- [Your task] Using the records provided below, locate and copy each line that contains the word "中小微企业融合增信和信用标准化".

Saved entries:
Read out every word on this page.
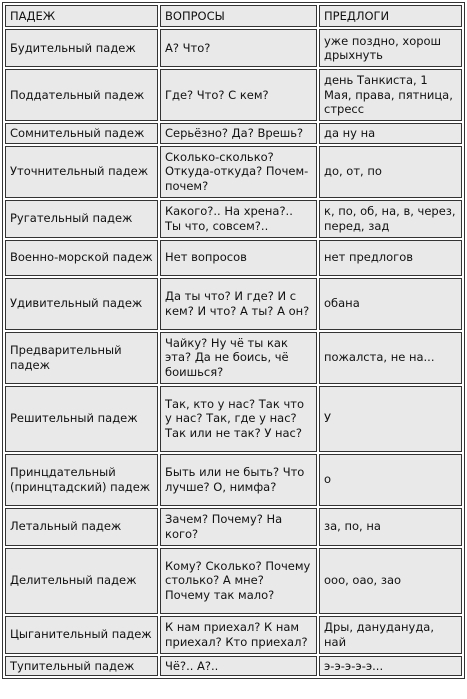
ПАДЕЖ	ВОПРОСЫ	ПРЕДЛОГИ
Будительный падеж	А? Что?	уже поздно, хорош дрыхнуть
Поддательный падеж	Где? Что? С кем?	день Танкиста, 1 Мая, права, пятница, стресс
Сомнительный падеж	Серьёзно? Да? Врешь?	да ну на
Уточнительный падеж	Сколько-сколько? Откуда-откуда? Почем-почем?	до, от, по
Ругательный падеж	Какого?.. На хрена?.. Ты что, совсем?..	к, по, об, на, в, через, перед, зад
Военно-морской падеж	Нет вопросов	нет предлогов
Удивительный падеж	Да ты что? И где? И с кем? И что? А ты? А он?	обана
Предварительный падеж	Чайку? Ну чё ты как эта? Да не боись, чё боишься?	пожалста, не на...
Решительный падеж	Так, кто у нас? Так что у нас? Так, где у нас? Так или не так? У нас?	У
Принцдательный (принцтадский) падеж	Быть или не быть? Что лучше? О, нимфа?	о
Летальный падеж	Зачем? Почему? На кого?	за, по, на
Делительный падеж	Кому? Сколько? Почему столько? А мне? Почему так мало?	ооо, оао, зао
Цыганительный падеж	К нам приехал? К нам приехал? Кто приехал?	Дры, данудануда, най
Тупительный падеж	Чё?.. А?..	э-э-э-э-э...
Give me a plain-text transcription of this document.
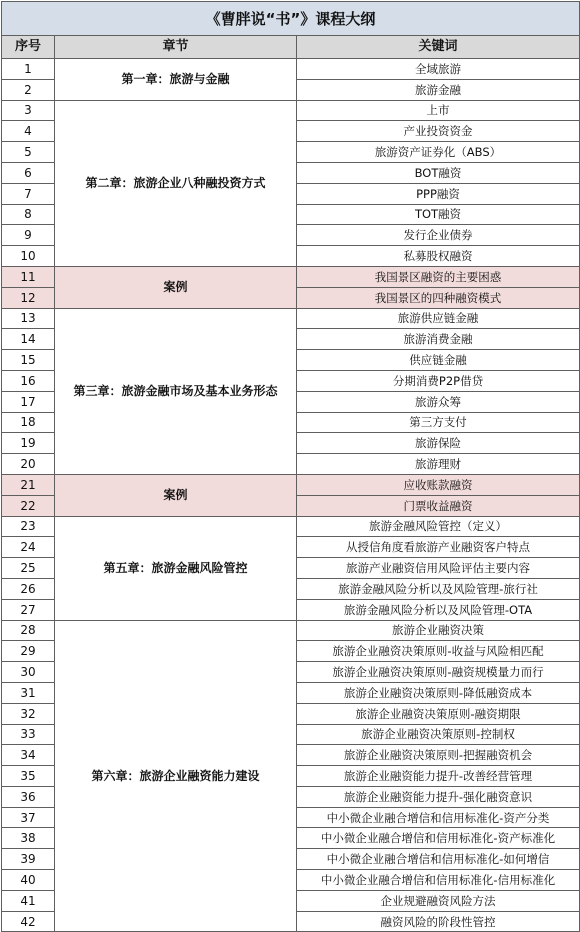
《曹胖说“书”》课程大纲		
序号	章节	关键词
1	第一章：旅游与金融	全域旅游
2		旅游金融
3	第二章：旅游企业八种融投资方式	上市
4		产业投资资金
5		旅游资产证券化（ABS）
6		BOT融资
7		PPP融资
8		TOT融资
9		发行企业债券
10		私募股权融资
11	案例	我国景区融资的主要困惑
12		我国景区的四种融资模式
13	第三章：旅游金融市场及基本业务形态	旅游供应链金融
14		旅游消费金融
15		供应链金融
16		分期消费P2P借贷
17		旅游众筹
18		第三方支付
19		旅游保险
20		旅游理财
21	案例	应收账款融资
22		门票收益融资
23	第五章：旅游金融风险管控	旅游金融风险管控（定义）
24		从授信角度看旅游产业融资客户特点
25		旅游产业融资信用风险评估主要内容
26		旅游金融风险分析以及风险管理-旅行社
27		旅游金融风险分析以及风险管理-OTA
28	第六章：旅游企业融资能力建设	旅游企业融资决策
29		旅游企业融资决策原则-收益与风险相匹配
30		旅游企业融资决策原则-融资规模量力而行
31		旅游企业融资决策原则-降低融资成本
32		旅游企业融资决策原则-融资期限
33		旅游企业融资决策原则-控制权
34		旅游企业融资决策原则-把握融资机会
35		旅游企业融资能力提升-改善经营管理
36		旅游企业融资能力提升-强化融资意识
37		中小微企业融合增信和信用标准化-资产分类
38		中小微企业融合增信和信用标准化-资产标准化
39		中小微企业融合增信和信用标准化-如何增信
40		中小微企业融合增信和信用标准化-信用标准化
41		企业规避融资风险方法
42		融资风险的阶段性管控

- [Right answer]
37		中小微企业融合增信和信用标准化-资产分类
38		中小微企业融合增信和信用标准化-资产标准化
39		中小微企业融合增信和信用标准化-如何增信
40		中小微企业融合增信和信用标准化-信用标准化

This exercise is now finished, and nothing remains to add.